[Dataset items]
━━━━━━━━━━━━━━━━━━━━━━━━━━━━━━
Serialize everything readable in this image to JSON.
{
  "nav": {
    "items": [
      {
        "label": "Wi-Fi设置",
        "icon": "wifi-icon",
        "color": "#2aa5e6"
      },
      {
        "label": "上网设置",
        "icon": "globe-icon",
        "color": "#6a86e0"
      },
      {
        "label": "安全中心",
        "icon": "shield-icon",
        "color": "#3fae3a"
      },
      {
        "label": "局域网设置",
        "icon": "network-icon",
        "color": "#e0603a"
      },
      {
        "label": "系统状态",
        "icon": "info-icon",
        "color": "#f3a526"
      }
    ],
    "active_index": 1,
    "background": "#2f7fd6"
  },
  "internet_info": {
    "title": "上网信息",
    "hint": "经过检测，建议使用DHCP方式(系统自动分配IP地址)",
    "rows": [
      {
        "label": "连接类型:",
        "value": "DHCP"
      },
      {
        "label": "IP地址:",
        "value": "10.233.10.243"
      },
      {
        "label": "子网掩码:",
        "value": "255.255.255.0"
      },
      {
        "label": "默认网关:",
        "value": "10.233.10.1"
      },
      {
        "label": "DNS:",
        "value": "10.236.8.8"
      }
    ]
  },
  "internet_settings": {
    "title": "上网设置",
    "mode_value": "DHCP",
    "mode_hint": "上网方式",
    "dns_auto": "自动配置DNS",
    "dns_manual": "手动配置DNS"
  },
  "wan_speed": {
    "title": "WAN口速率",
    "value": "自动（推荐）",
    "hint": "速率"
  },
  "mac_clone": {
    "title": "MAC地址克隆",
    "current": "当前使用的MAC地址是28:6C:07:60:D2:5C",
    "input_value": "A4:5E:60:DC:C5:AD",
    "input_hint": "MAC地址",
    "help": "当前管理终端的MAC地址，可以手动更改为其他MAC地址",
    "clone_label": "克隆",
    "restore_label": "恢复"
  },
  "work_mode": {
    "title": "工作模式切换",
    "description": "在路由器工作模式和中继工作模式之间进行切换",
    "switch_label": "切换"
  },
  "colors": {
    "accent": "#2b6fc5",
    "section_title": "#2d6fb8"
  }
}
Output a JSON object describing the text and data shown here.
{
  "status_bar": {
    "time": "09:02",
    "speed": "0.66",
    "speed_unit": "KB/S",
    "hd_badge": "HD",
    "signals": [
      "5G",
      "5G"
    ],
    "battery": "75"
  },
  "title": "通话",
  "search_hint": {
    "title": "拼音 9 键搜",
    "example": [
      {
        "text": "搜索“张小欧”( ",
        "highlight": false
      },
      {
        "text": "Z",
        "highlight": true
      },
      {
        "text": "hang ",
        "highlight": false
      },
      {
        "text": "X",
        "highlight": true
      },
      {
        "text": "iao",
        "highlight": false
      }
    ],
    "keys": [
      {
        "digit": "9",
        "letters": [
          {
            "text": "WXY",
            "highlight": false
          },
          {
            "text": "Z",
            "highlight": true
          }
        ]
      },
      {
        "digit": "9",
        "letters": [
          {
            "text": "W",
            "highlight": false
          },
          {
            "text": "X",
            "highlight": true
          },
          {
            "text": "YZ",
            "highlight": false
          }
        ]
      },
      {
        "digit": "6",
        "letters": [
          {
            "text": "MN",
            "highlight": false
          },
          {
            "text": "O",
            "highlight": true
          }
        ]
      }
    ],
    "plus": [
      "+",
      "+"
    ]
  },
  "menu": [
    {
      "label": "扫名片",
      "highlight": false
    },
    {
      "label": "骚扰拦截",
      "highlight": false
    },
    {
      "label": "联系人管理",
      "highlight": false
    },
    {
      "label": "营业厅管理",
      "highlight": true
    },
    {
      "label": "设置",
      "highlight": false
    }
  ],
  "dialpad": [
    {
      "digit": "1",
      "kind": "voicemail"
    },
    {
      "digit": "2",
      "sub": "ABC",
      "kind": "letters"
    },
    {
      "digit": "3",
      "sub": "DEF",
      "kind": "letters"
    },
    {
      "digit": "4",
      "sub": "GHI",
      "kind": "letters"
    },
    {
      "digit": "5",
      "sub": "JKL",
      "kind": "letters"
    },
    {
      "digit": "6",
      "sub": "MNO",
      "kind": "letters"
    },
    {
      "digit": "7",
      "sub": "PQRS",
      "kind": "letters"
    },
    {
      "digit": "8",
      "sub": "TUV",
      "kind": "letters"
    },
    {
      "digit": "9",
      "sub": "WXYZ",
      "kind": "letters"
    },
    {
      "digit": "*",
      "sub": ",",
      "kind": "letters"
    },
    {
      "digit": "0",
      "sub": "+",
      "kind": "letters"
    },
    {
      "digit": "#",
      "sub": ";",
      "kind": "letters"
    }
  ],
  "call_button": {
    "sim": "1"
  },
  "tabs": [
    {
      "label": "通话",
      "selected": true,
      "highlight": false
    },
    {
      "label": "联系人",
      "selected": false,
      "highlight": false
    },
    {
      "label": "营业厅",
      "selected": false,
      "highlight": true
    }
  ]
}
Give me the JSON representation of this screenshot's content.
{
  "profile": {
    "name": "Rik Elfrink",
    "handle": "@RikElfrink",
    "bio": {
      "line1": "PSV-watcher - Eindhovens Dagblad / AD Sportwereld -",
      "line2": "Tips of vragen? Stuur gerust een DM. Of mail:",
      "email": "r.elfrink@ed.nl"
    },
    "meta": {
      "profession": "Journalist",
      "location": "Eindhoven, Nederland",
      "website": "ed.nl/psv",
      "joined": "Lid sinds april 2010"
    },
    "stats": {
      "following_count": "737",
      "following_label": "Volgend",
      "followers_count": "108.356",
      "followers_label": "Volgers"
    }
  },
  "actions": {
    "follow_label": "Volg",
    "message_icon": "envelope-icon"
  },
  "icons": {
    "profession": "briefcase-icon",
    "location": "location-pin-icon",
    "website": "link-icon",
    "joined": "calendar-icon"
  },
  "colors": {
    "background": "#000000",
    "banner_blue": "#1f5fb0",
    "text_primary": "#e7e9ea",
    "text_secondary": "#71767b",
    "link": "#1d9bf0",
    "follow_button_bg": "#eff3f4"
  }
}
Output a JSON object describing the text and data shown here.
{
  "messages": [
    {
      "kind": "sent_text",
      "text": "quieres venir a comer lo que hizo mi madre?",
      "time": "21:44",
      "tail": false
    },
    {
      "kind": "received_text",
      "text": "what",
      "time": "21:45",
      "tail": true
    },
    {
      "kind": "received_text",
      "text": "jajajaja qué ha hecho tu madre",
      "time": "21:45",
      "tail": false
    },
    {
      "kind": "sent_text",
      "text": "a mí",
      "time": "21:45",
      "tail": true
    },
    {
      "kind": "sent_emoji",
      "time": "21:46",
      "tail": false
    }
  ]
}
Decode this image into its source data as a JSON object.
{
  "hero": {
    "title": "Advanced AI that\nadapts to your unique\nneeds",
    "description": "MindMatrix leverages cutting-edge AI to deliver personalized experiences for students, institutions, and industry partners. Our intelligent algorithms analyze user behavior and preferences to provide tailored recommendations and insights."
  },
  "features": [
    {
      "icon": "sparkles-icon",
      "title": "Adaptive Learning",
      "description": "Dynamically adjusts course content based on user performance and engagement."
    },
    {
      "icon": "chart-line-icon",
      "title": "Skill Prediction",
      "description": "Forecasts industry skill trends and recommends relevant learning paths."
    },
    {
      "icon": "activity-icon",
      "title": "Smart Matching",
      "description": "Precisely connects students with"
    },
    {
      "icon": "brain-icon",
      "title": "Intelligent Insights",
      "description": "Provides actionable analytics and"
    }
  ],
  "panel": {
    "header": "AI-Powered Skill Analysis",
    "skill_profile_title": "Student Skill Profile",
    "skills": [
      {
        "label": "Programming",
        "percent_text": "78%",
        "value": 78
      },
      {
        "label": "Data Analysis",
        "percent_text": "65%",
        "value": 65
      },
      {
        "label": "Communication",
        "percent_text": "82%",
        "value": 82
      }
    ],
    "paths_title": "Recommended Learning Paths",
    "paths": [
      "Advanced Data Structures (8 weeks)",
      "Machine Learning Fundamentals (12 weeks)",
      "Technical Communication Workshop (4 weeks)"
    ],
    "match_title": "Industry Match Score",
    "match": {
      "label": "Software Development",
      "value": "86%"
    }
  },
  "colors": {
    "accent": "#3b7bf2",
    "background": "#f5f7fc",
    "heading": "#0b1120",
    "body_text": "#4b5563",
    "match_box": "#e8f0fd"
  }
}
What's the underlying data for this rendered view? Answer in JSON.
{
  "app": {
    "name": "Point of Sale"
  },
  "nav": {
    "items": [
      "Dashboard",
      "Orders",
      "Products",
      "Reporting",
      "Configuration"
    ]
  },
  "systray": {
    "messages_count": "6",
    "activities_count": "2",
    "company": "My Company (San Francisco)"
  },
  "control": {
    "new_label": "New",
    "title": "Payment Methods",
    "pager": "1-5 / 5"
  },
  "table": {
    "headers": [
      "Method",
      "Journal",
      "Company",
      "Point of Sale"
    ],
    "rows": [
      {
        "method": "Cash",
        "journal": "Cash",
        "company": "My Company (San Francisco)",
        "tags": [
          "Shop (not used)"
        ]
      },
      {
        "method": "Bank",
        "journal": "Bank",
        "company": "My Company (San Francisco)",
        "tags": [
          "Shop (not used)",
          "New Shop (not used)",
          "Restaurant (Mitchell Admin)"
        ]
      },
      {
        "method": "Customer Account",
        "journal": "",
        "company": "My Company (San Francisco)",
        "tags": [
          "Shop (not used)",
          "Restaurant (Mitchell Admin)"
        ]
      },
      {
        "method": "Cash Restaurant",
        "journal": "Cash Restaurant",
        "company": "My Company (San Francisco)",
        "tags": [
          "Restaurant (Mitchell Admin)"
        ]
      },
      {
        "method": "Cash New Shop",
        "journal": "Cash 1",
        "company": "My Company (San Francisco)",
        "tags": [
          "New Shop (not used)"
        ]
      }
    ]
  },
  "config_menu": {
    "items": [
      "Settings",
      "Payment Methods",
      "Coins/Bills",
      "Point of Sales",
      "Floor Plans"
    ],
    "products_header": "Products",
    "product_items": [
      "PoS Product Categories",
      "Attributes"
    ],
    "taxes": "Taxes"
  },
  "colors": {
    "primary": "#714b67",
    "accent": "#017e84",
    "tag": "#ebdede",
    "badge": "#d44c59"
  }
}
━━━━━━━━━━━━━━━━━━━━━━━━━━━━━━
**Given exercise:** Report each line in the data that holds the word "JSON".

**Exercise answer:**
Serialize everything readable in this image to JSON.
Output a JSON object describing the text and data shown here.
Give me the JSON representation of this screenshot's content.
Output a JSON object describing the text and data shown here.
Decode this image into its source data as a JSON object.
What's the underlying data for this rendered view? Answer in JSON.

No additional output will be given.